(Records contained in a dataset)
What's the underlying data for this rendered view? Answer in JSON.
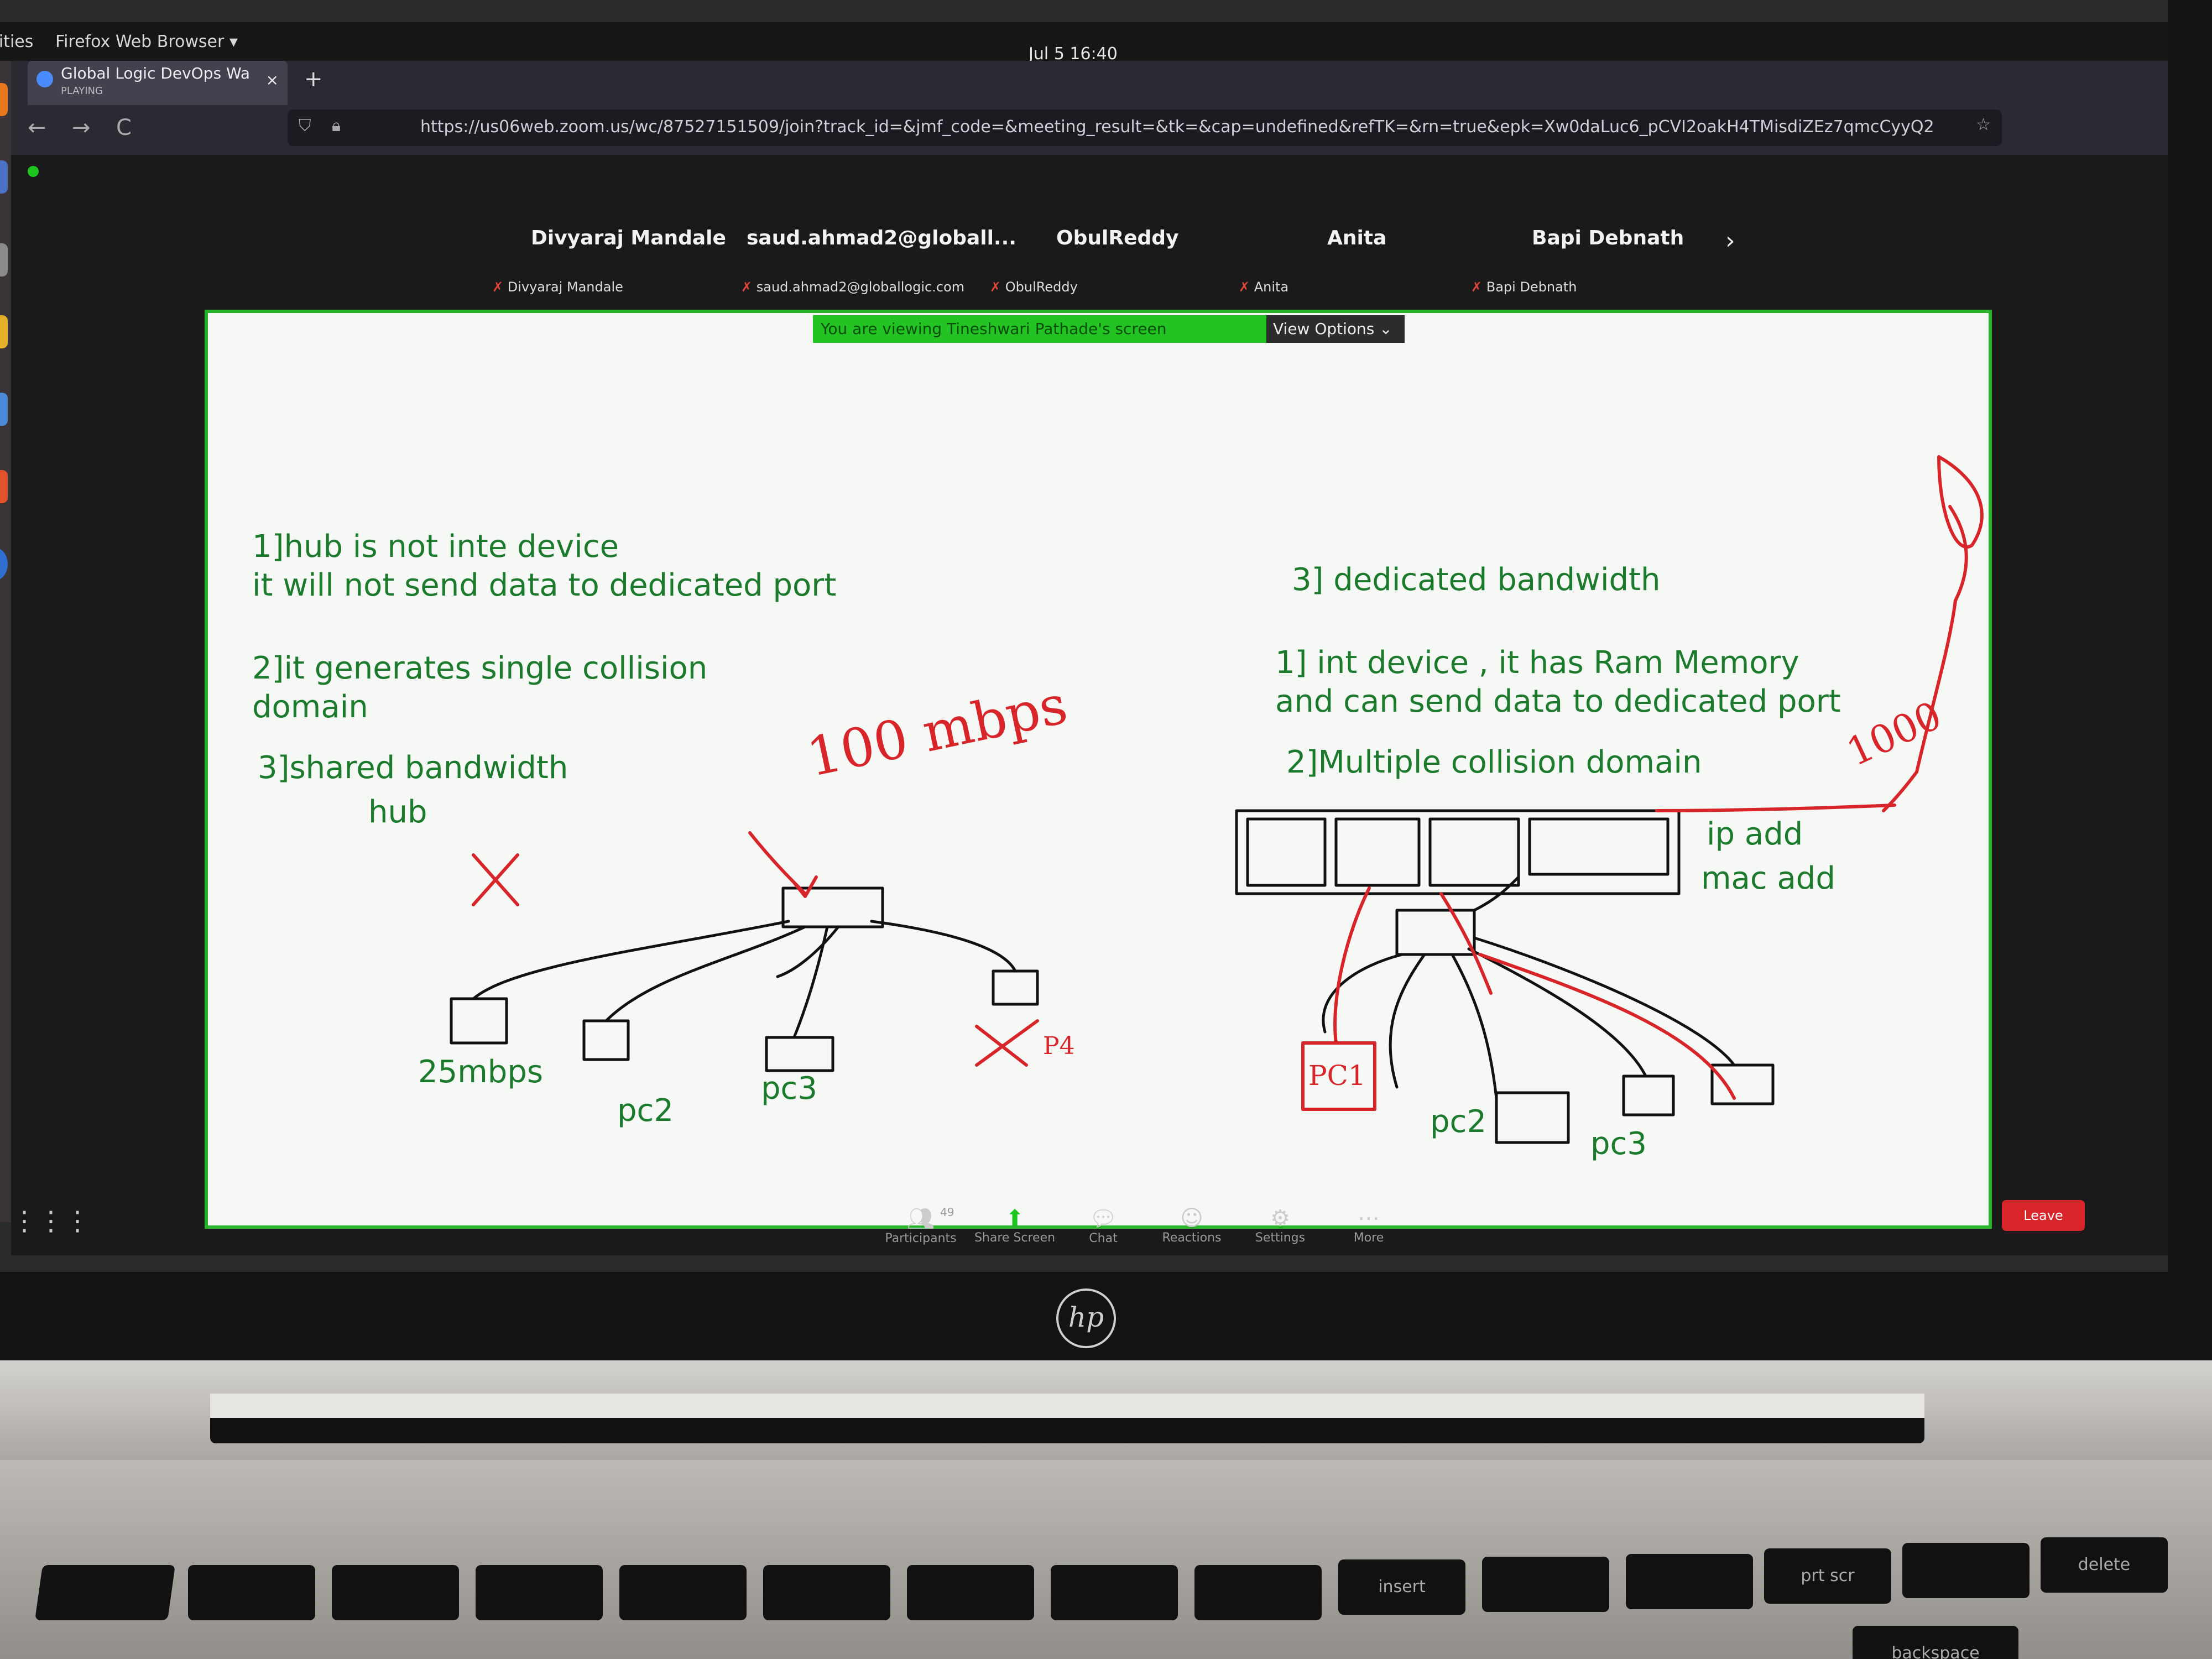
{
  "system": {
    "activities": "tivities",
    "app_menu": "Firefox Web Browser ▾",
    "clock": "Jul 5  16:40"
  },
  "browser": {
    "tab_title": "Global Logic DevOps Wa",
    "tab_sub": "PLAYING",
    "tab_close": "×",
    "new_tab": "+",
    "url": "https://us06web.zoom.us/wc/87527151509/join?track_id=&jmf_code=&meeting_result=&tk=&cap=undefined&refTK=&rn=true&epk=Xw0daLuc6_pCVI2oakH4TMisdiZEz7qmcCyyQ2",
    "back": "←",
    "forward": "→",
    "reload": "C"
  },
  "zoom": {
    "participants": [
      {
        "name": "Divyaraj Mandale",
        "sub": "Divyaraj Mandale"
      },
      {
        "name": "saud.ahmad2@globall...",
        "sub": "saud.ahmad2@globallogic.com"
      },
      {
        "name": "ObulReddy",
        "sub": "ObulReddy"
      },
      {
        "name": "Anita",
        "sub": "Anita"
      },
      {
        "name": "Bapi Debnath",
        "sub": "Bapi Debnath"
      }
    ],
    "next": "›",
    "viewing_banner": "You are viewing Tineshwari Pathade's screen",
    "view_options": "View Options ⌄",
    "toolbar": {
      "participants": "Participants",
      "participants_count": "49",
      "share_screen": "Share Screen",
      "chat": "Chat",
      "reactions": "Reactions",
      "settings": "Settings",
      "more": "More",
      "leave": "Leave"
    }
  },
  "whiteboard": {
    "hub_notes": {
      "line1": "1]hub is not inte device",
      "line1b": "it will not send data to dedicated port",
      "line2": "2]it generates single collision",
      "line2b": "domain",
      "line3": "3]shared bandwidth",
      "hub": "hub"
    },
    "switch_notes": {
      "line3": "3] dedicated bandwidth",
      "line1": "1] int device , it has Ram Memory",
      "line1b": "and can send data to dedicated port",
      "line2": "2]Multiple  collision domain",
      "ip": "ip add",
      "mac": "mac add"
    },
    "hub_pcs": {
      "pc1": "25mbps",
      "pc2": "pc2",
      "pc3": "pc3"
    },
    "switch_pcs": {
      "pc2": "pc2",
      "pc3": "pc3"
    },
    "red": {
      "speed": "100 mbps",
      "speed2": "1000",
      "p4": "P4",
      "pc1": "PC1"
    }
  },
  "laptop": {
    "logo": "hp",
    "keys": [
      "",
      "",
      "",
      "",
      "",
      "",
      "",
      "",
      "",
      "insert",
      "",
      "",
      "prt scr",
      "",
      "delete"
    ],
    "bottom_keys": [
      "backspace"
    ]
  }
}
* * *
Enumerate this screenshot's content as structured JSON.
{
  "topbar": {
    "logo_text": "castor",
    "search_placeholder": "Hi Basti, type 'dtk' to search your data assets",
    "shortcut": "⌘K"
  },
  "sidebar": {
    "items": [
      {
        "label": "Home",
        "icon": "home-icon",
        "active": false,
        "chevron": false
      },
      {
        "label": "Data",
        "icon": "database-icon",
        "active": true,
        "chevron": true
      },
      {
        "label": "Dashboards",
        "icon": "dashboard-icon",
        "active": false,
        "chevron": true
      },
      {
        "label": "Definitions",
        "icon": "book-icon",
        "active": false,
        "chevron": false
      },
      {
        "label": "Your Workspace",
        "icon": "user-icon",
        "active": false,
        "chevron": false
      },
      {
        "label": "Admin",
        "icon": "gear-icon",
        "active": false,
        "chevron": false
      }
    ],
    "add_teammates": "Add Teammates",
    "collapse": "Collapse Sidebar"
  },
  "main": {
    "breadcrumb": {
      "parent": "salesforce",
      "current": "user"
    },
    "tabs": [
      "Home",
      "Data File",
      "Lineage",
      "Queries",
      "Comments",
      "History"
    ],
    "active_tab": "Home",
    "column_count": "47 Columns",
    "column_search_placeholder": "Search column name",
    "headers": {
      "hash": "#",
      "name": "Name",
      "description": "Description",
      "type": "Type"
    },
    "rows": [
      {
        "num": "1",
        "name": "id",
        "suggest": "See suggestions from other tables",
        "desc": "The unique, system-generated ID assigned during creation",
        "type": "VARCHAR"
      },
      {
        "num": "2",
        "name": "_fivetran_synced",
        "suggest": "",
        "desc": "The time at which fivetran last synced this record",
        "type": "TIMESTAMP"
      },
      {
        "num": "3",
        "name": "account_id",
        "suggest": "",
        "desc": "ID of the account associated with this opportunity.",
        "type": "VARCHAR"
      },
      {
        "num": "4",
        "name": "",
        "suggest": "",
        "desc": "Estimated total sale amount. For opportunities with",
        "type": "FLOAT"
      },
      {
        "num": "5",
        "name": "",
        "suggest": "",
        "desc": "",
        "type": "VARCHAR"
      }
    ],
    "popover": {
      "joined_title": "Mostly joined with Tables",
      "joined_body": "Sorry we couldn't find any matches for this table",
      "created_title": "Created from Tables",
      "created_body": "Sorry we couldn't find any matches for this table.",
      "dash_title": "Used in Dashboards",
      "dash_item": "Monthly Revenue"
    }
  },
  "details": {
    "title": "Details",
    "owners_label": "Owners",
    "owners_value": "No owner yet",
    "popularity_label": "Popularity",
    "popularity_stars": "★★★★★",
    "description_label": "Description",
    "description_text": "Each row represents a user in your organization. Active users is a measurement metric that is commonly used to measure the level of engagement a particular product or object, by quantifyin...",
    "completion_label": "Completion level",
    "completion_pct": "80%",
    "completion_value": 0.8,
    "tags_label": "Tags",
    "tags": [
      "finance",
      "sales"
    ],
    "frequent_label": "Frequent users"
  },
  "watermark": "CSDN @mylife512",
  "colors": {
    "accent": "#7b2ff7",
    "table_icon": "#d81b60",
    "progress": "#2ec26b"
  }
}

### Prompt:
Within the entries above, work out how many lines contain the word "name". The number alone is the answer.

### Output for this task:
12